* What is asked *
Take the material below and write it all out again exactly.

* Dataset rows about figures *
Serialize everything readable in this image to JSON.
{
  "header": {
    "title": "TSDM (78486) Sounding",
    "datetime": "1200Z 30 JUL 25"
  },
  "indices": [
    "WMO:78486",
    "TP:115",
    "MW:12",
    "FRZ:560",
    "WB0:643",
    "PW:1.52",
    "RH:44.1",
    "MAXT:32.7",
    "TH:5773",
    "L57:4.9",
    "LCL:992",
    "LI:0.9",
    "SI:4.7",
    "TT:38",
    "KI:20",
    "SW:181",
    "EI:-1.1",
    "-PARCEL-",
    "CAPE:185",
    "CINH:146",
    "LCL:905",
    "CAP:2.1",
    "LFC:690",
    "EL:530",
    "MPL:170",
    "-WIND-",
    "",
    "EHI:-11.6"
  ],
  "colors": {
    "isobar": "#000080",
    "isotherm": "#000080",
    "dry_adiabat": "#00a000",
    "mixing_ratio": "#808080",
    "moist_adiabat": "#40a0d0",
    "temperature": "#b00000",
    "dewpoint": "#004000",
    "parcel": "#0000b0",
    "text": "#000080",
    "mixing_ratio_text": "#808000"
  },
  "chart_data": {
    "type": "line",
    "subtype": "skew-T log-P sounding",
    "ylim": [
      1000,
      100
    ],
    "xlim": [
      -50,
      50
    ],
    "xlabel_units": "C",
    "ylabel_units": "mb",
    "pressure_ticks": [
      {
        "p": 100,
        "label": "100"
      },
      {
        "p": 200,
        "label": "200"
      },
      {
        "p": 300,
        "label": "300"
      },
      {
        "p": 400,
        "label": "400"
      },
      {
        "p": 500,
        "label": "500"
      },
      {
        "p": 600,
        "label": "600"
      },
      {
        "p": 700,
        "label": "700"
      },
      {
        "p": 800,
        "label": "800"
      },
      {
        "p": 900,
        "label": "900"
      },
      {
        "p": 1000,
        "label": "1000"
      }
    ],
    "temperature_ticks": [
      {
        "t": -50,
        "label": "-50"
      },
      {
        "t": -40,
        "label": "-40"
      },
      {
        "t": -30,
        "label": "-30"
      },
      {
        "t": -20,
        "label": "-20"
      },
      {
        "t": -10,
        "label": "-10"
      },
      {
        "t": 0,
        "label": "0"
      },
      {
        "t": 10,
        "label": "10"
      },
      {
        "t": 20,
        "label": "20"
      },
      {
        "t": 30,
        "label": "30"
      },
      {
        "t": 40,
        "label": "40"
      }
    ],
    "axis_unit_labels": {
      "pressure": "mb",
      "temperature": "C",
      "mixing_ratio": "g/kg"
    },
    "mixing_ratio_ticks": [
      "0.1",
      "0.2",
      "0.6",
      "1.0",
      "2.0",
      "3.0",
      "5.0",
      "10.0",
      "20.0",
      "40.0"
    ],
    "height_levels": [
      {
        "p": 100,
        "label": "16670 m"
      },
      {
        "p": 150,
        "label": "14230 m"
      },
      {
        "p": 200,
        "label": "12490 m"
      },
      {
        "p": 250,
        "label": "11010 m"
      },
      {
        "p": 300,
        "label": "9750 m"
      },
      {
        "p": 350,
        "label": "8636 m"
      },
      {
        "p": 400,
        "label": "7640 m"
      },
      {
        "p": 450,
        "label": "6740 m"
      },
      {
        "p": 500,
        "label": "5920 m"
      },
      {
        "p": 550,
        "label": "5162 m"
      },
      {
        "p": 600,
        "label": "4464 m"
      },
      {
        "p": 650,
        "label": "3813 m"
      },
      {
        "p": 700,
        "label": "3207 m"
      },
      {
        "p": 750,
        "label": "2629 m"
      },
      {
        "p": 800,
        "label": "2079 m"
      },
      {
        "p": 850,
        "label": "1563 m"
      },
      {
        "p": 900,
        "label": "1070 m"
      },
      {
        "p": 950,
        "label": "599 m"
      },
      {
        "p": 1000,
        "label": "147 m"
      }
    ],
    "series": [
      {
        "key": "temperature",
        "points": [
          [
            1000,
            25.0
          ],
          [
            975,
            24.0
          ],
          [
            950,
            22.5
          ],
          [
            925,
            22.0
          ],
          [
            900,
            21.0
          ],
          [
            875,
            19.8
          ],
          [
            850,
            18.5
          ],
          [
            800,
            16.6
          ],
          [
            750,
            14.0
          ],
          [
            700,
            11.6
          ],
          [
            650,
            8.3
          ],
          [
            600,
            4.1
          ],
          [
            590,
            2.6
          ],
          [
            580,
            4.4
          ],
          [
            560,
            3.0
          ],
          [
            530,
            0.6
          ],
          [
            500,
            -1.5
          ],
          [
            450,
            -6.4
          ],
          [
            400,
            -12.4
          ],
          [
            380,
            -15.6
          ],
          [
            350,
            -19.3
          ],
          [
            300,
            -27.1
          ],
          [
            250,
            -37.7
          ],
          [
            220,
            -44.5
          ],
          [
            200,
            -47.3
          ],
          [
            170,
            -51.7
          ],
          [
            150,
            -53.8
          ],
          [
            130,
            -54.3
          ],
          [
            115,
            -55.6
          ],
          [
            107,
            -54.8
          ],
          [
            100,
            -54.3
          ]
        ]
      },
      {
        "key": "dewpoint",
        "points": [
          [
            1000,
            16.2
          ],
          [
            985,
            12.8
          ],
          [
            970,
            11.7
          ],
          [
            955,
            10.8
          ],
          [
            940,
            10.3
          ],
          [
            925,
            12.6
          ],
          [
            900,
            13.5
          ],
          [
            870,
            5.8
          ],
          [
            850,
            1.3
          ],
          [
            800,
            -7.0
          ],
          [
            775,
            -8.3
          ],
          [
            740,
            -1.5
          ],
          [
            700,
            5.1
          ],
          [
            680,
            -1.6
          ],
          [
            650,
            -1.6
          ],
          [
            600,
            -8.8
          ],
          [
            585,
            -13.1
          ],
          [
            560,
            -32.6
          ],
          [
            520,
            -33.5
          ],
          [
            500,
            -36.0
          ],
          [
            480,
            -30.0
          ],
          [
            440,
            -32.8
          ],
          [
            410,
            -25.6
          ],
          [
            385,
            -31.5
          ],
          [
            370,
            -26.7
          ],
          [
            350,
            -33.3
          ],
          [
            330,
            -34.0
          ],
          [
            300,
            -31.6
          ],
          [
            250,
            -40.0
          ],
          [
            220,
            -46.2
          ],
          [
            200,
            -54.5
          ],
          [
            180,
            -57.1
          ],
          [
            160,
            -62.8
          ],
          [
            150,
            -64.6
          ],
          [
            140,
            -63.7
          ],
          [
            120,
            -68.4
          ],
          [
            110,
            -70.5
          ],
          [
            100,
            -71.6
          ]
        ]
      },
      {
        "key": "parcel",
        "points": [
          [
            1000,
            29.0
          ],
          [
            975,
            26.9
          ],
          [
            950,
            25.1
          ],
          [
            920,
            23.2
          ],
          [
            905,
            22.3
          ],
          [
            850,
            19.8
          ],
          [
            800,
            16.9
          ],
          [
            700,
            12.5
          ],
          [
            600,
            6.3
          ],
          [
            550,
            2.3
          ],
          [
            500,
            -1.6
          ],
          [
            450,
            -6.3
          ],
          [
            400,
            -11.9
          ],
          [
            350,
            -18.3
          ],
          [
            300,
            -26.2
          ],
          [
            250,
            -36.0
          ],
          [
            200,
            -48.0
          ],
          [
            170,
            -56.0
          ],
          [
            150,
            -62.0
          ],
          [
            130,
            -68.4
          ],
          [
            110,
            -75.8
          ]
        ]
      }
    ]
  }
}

* Output *
Serialize everything readable in this image to JSON.
{
  "header": {
    "title": "TSDM (78486) Sounding",
    "datetime": "1200Z 30 JUL 25"
  },
  "indices": [
    "WMO:78486",
    "TP:115",
    "MW:12",
    "FRZ:560",
    "WB0:643",
    "PW:1.52",
    "RH:44.1",
    "MAXT:32.7",
    "TH:5773",
    "L57:4.9",
    "LCL:992",
    "LI:0.9",
    "SI:4.7",
    "TT:38",
    "KI:20",
    "SW:181",
    "EI:-1.1",
    "-PARCEL-",
    "CAPE:185",
    "CINH:146",
    "LCL:905",
    "CAP:2.1",
    "LFC:690",
    "EL:530",
    "MPL:170",
    "-WIND-",
    "",
    "EHI:-11.6"
  ],
  "colors": {
    "isobar": "#000080",
    "isotherm": "#000080",
    "dry_adiabat": "#00a000",
    "mixing_ratio": "#808080",
    "moist_adiabat": "#40a0d0",
    "temperature": "#b00000",
    "dewpoint": "#004000",
    "parcel": "#0000b0",
    "text": "#000080",
    "mixing_ratio_text": "#808000"
  },
  "chart_data": {
    "type": "line",
    "subtype": "skew-T log-P sounding",
    "ylim": [
      1000,
      100
    ],
    "xlim": [
      -50,
      50
    ],
    "xlabel_units": "C",
    "ylabel_units": "mb",
    "pressure_ticks": [
      {
        "p": 100,
        "label": "100"
      },
      {
        "p": 200,
        "label": "200"
      },
      {
        "p": 300,
        "label": "300"
      },
      {
        "p": 400,
        "label": "400"
      },
      {
        "p": 500,
        "label": "500"
      },
      {
        "p": 600,
        "label": "600"
      },
      {
        "p": 700,
        "label": "700"
      },
      {
        "p": 800,
        "label": "800"
      },
      {
        "p": 900,
        "label": "900"
      },
      {
        "p": 1000,
        "label": "1000"
      }
    ],
    "temperature_ticks": [
      {
        "t": -50,
        "label": "-50"
      },
      {
        "t": -40,
        "label": "-40"
      },
      {
        "t": -30,
        "label": "-30"
      },
      {
        "t": -20,
        "label": "-20"
      },
      {
        "t": -10,
        "label": "-10"
      },
      {
        "t": 0,
        "label": "0"
      },
      {
        "t": 10,
        "label": "10"
      },
      {
        "t": 20,
        "label": "20"
      },
      {
        "t": 30,
        "label": "30"
      },
      {
        "t": 40,
        "label": "40"
      }
    ],
    "axis_unit_labels": {
      "pressure": "mb",
      "temperature": "C",
      "mixing_ratio": "g/kg"
    },
    "mixing_ratio_ticks": [
      "0.1",
      "0.2",
      "0.6",
      "1.0",
      "2.0",
      "3.0",
      "5.0",
      "10.0",
      "20.0",
      "40.0"
    ],
    "height_levels": [
      {
        "p": 100,
        "label": "16670 m"
      },
      {
        "p": 150,
        "label": "14230 m"
      },
      {
        "p": 200,
        "label": "12490 m"
      },
      {
        "p": 250,
        "label": "11010 m"
      },
      {
        "p": 300,
        "label": "9750 m"
      },
      {
        "p": 350,
        "label": "8636 m"
      },
      {
        "p": 400,
        "label": "7640 m"
      },
      {
        "p": 450,
        "label": "6740 m"
      },
      {
        "p": 500,
        "label": "5920 m"
      },
      {
        "p": 550,
        "label": "5162 m"
      },
      {
        "p": 600,
        "label": "4464 m"
      },
      {
        "p": 650,
        "label": "3813 m"
      },
      {
        "p": 700,
        "label": "3207 m"
      },
      {
        "p": 750,
        "label": "2629 m"
      },
      {
        "p": 800,
        "label": "2079 m"
      },
      {
        "p": 850,
        "label": "1563 m"
      },
      {
        "p": 900,
        "label": "1070 m"
      },
      {
        "p": 950,
        "label": "599 m"
      },
      {
        "p": 1000,
        "label": "147 m"
      }
    ],
    "series": [
      {
        "key": "temperature",
        "points": [
          [
            1000,
            25.0
          ],
          [
            975,
            24.0
          ],
          [
            950,
            22.5
          ],
          [
            925,
            22.0
          ],
          [
            900,
            21.0
          ],
          [
            875,
            19.8
          ],
          [
            850,
            18.5
          ],
          [
            800,
            16.6
          ],
          [
            750,
            14.0
          ],
          [
            700,
            11.6
          ],
          [
            650,
            8.3
          ],
          [
            600,
            4.1
          ],
          [
            590,
            2.6
          ],
          [
            580,
            4.4
          ],
          [
            560,
            3.0
          ],
          [
            530,
            0.6
          ],
          [
            500,
            -1.5
          ],
          [
            450,
            -6.4
          ],
          [
            400,
            -12.4
          ],
          [
            380,
            -15.6
          ],
          [
            350,
            -19.3
          ],
          [
            300,
            -27.1
          ],
          [
            250,
            -37.7
          ],
          [
            220,
            -44.5
          ],
          [
            200,
            -47.3
          ],
          [
            170,
            -51.7
          ],
          [
            150,
            -53.8
          ],
          [
            130,
            -54.3
          ],
          [
            115,
            -55.6
          ],
          [
            107,
            -54.8
          ],
          [
            100,
            -54.3
          ]
        ]
      },
      {
        "key": "dewpoint",
        "points": [
          [
            1000,
            16.2
          ],
          [
            985,
            12.8
          ],
          [
            970,
            11.7
          ],
          [
            955,
            10.8
          ],
          [
            940,
            10.3
          ],
          [
            925,
            12.6
          ],
          [
            900,
            13.5
          ],
          [
            870,
            5.8
          ],
          [
            850,
            1.3
          ],
          [
            800,
            -7.0
          ],
          [
            775,
            -8.3
          ],
          [
            740,
            -1.5
          ],
          [
            700,
            5.1
          ],
          [
            680,
            -1.6
          ],
          [
            650,
            -1.6
          ],
          [
            600,
            -8.8
          ],
          [
            585,
            -13.1
          ],
          [
            560,
            -32.6
          ],
          [
            520,
            -33.5
          ],
          [
            500,
            -36.0
          ],
          [
            480,
            -30.0
          ],
          [
            440,
            -32.8
          ],
          [
            410,
            -25.6
          ],
          [
            385,
            -31.5
          ],
          [
            370,
            -26.7
          ],
          [
            350,
            -33.3
          ],
          [
            330,
            -34.0
          ],
          [
            300,
            -31.6
          ],
          [
            250,
            -40.0
          ],
          [
            220,
            -46.2
          ],
          [
            200,
            -54.5
          ],
          [
            180,
            -57.1
          ],
          [
            160,
            -62.8
          ],
          [
            150,
            -64.6
          ],
          [
            140,
            -63.7
          ],
          [
            120,
            -68.4
          ],
          [
            110,
            -70.5
          ],
          [
            100,
            -71.6
          ]
        ]
      },
      {
        "key": "parcel",
        "points": [
          [
            1000,
            29.0
          ],
          [
            975,
            26.9
          ],
          [
            950,
            25.1
          ],
          [
            920,
            23.2
          ],
          [
            905,
            22.3
          ],
          [
            850,
            19.8
          ],
          [
            800,
            16.9
          ],
          [
            700,
            12.5
          ],
          [
            600,
            6.3
          ],
          [
            550,
            2.3
          ],
          [
            500,
            -1.6
          ],
          [
            450,
            -6.3
          ],
          [
            400,
            -11.9
          ],
          [
            350,
            -18.3
          ],
          [
            300,
            -26.2
          ],
          [
            250,
            -36.0
          ],
          [
            200,
            -48.0
          ],
          [
            170,
            -56.0
          ],
          [
            150,
            -62.0
          ],
          [
            130,
            -68.4
          ],
          [
            110,
            -75.8
          ]
        ]
      }
    ]
  }
}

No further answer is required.